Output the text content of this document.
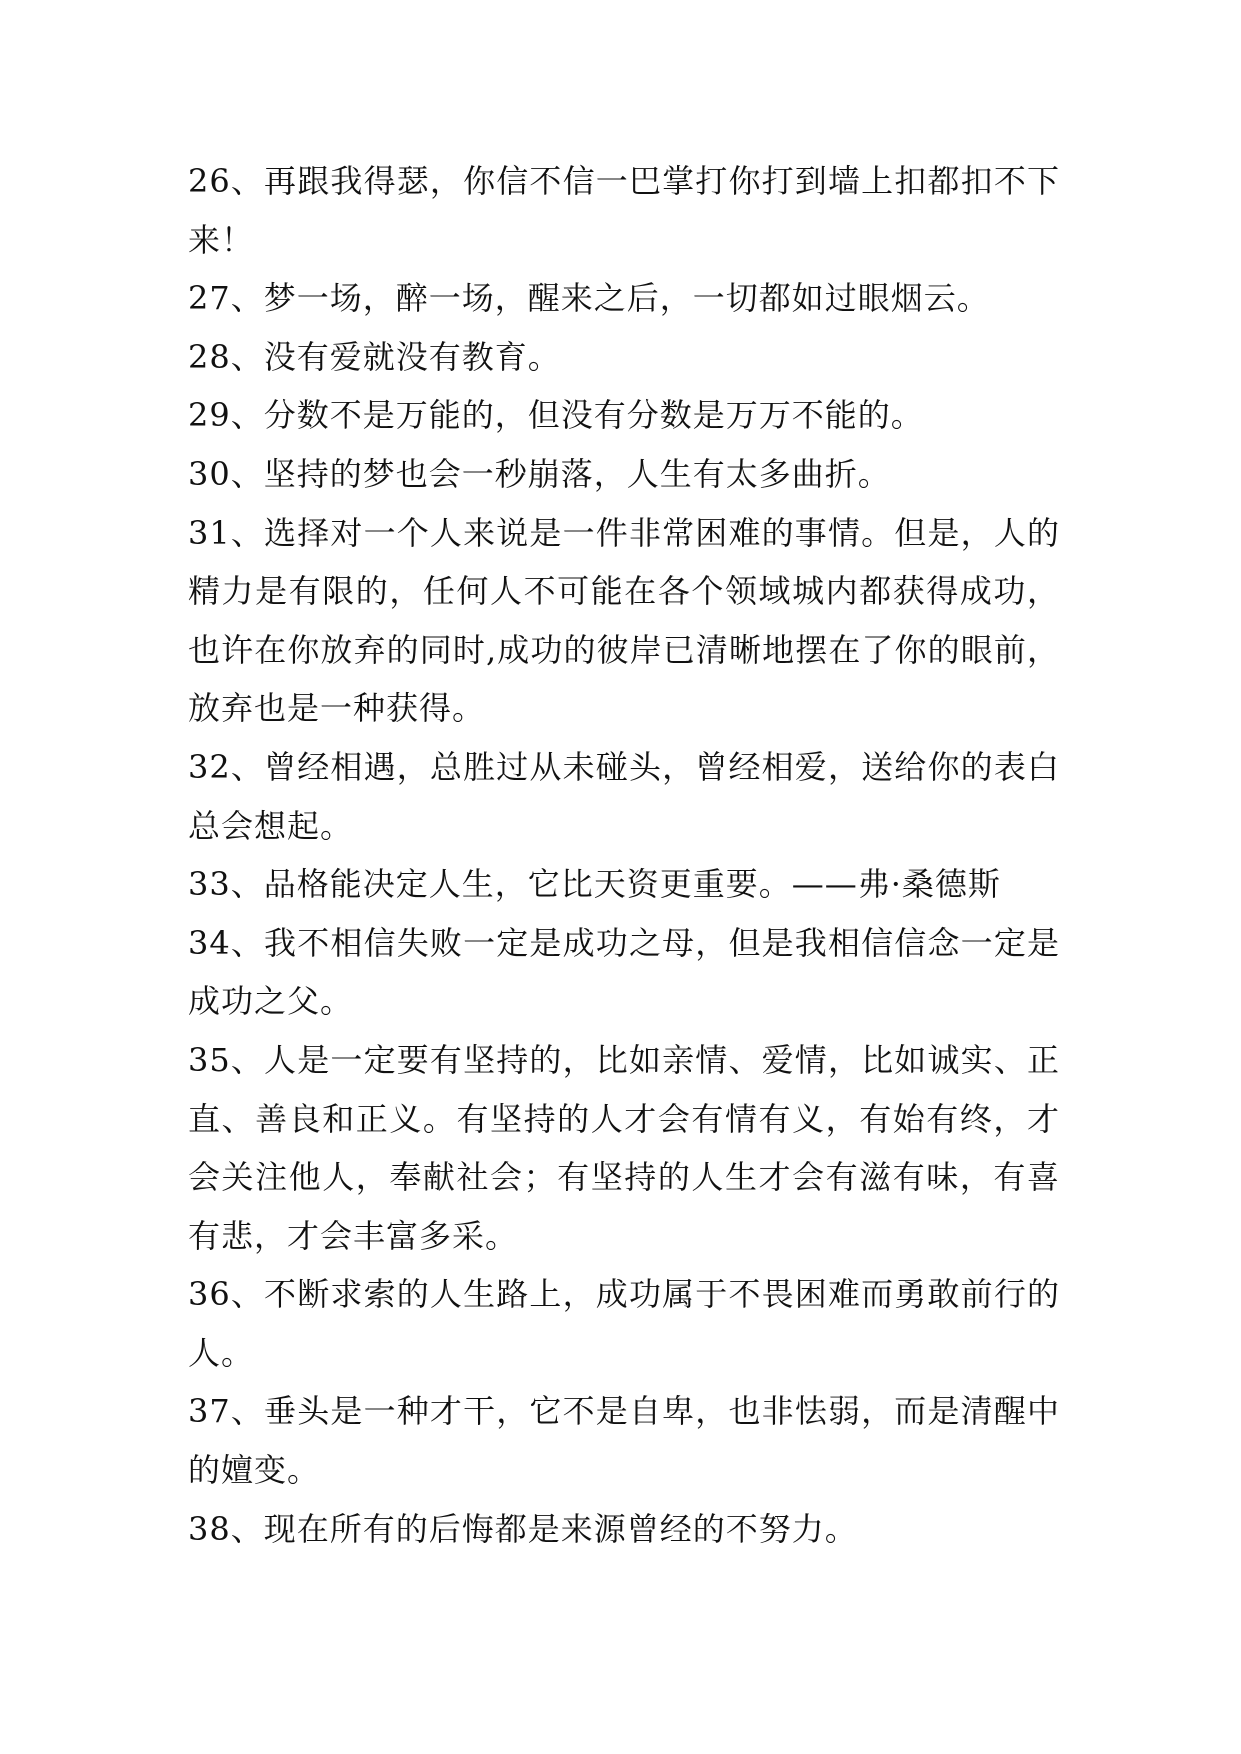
26、再跟我得瑟，你信不信一巴掌打你打到墙上扣都扣不下来！

27、梦一场，醉一场，醒来之后，一切都如过眼烟云。

28、没有爱就没有教育。

29、分数不是万能的，但没有分数是万万不能的。

30、坚持的梦也会一秒崩落，人生有太多曲折。

31、选择对一个人来说是一件非常困难的事情。但是，人的精力是有限的，任何人不可能在各个领域城内都获得成功，也许在你放弃的同时,成功的彼岸已清晰地摆在了你的眼前，放弃也是一种获得。

32、曾经相遇，总胜过从未碰头，曾经相爱，送给你的表白总会想起。

33、品格能决定人生，它比天资更重要。——弗·桑德斯

34、我不相信失败一定是成功之母，但是我相信信念一定是成功之父。

35、人是一定要有坚持的，比如亲情、爱情，比如诚实、正直、善良和正义。有坚持的人才会有情有义，有始有终，才会关注他人，奉献社会；有坚持的人生才会有滋有味，有喜有悲，才会丰富多采。

36、不断求索的人生路上，成功属于不畏困难而勇敢前行的人。

37、垂头是一种才干，它不是自卑，也非怯弱，而是清醒中的嬗变。

38、现在所有的后悔都是来源曾经的不努力。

****************************************

**Stated problem**
Exclude the images, then output the data above word for word.

**Written response**
Output the text content of this document.
26、再跟我得瑟，你信不信一巴掌打你打到墙上扣都扣不下来！

27、梦一场，醉一场，醒来之后，一切都如过眼烟云。

28、没有爱就没有教育。

29、分数不是万能的，但没有分数是万万不能的。

30、坚持的梦也会一秒崩落，人生有太多曲折。

31、选择对一个人来说是一件非常困难的事情。但是，人的精力是有限的，任何人不可能在各个领域城内都获得成功，也许在你放弃的同时,成功的彼岸已清晰地摆在了你的眼前，放弃也是一种获得。

32、曾经相遇，总胜过从未碰头，曾经相爱，送给你的表白总会想起。

33、品格能决定人生，它比天资更重要。——弗·桑德斯

34、我不相信失败一定是成功之母，但是我相信信念一定是成功之父。

35、人是一定要有坚持的，比如亲情、爱情，比如诚实、正直、善良和正义。有坚持的人才会有情有义，有始有终，才会关注他人，奉献社会；有坚持的人生才会有滋有味，有喜有悲，才会丰富多采。

36、不断求索的人生路上，成功属于不畏困难而勇敢前行的人。

37、垂头是一种才干，它不是自卑，也非怯弱，而是清醒中的嬗变。

38、现在所有的后悔都是来源曾经的不努力。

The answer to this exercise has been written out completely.